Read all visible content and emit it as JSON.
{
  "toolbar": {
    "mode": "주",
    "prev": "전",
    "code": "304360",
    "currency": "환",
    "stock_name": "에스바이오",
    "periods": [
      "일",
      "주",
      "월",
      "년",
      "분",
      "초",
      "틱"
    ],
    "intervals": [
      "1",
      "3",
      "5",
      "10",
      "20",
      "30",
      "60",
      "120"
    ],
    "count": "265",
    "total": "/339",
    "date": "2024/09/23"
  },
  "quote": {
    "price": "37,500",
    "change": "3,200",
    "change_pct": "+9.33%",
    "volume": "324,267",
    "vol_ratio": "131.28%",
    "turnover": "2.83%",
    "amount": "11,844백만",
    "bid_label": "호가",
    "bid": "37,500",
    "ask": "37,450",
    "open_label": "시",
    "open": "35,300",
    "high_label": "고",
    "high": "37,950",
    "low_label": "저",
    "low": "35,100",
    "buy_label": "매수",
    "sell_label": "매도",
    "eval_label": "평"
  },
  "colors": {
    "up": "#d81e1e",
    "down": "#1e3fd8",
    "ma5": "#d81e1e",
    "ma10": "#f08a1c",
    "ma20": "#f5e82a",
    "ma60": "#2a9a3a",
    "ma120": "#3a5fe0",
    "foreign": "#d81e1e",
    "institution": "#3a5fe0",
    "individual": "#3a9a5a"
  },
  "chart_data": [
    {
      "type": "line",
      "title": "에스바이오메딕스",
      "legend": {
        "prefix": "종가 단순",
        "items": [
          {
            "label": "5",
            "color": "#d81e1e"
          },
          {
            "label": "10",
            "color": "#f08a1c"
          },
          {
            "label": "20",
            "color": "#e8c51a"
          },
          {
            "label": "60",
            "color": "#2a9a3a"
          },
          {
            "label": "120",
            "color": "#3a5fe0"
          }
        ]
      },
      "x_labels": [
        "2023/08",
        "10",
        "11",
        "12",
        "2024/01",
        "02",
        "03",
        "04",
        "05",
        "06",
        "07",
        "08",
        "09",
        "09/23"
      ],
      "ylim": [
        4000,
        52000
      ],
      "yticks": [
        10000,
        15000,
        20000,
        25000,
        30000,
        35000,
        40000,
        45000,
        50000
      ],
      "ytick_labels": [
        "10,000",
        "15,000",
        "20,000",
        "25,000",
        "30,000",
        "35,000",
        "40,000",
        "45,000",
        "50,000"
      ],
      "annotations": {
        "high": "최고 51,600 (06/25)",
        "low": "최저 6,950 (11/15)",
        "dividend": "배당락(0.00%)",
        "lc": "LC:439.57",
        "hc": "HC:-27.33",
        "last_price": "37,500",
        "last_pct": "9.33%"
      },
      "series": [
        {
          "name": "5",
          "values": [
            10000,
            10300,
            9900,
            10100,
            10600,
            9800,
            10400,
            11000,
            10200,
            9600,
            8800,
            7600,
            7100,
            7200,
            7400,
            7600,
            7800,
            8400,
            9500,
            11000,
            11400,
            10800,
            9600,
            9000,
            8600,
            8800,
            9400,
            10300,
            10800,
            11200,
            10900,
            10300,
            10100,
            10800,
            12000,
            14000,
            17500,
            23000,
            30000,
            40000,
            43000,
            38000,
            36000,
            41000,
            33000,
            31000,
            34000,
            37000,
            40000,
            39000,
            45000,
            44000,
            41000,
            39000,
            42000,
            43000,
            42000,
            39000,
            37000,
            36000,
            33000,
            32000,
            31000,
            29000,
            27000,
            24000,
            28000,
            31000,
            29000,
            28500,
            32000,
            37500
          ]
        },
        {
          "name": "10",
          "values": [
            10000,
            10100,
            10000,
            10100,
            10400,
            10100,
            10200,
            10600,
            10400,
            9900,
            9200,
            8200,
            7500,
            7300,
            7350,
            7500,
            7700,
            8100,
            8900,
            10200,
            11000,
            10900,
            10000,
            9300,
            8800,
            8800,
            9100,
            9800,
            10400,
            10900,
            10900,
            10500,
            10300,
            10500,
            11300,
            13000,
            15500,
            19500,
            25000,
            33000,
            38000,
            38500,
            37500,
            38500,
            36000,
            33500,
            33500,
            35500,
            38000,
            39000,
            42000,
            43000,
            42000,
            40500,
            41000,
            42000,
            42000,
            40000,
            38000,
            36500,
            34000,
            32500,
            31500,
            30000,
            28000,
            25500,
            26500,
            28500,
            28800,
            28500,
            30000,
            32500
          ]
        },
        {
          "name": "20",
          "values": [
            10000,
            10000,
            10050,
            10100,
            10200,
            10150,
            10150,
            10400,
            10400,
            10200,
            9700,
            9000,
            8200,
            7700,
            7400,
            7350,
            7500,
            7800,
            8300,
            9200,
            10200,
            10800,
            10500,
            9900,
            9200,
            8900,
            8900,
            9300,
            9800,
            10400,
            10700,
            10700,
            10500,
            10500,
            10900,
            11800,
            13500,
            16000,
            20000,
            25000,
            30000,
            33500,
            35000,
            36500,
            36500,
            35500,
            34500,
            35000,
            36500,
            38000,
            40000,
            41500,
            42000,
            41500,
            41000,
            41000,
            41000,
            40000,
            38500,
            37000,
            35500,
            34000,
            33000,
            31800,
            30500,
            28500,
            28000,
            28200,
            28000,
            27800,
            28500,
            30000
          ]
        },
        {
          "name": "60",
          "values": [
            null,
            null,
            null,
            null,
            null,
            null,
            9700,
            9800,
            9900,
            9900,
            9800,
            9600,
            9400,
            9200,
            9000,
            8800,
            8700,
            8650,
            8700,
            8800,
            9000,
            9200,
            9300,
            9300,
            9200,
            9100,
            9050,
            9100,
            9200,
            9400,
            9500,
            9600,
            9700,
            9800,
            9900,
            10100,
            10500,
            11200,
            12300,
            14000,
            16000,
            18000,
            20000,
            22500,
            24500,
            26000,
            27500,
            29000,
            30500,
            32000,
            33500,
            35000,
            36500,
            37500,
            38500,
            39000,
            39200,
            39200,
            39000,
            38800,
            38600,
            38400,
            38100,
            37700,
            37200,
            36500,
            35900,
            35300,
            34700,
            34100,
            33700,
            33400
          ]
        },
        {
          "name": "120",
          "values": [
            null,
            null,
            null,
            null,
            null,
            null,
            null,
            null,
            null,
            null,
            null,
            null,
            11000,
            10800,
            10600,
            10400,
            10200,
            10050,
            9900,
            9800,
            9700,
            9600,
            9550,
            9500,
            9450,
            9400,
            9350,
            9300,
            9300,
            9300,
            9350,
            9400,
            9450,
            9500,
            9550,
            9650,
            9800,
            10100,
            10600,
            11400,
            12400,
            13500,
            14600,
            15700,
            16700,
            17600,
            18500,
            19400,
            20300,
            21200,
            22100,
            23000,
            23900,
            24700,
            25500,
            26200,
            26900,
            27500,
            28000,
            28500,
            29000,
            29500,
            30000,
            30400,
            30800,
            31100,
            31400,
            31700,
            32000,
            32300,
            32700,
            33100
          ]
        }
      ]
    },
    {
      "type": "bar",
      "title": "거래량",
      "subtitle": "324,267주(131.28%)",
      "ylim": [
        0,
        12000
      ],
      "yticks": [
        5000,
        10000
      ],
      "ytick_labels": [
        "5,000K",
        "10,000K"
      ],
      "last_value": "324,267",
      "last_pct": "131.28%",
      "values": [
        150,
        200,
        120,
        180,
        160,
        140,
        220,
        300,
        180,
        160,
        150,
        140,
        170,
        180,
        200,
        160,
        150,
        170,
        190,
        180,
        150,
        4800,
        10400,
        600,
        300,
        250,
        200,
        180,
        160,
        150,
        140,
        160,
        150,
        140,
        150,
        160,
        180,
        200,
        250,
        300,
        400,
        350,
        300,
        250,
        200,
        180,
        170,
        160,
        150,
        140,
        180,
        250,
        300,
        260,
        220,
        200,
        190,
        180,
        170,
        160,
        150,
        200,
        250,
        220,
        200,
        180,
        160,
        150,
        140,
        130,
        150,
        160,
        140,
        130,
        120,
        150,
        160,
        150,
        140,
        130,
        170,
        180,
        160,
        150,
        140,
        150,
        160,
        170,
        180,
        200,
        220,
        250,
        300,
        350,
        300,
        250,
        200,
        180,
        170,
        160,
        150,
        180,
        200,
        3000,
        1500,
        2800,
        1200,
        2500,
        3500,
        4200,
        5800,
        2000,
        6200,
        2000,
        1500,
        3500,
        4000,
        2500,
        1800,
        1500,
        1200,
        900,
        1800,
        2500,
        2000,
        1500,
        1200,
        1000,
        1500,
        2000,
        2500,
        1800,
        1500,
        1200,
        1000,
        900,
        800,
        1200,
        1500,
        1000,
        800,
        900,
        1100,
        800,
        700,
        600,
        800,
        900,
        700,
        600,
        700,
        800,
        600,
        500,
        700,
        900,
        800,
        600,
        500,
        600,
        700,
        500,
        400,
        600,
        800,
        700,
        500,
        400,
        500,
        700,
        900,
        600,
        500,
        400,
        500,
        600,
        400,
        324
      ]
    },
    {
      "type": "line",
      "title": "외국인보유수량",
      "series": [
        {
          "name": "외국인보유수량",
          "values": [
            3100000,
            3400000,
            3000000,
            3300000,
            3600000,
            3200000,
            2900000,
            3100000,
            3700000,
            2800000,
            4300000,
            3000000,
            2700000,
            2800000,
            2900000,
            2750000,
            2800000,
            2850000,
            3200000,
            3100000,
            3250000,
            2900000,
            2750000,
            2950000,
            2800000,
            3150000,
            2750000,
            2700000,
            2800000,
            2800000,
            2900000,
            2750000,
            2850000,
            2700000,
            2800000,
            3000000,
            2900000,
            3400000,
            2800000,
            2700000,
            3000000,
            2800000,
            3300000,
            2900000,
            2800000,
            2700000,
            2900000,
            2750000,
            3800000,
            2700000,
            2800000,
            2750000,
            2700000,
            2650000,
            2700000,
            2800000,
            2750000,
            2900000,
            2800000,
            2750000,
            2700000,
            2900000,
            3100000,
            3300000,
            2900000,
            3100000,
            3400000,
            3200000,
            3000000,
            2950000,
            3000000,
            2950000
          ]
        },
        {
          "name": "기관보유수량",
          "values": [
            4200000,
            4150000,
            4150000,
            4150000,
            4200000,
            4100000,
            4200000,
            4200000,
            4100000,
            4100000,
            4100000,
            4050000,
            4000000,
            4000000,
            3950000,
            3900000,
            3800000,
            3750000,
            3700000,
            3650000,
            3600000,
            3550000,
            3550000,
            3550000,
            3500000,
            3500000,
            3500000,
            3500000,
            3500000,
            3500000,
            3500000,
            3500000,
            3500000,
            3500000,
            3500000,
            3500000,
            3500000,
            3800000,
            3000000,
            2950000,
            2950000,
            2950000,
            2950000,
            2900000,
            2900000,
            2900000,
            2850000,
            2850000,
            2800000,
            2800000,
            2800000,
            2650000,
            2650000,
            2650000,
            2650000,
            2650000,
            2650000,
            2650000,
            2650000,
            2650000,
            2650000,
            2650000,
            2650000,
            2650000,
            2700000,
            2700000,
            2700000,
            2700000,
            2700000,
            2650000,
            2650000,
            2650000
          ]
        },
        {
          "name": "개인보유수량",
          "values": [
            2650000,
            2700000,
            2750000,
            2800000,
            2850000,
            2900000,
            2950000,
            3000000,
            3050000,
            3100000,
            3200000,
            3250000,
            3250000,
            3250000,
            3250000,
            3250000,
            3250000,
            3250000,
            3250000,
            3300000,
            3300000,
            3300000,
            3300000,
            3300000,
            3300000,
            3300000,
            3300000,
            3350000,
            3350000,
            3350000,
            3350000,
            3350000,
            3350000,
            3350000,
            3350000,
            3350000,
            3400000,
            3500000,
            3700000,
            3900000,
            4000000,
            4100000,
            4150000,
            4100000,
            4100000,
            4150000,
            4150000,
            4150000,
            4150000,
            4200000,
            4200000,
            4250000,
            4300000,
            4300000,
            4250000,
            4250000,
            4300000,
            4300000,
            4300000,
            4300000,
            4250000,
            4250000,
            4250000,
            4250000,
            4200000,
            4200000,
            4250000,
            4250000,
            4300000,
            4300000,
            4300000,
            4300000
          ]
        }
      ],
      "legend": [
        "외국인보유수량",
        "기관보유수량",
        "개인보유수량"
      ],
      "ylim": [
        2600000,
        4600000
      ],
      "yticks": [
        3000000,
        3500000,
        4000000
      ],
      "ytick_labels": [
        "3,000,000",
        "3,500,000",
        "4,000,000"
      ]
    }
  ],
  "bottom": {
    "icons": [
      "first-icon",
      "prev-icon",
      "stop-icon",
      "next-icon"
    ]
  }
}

◆ ◆ ◆ ◆ ◆

■ **What to work on**: In the listing above, count each line that holds the string "외국인보유수량". Give the number only.

■ **Written answer**: 3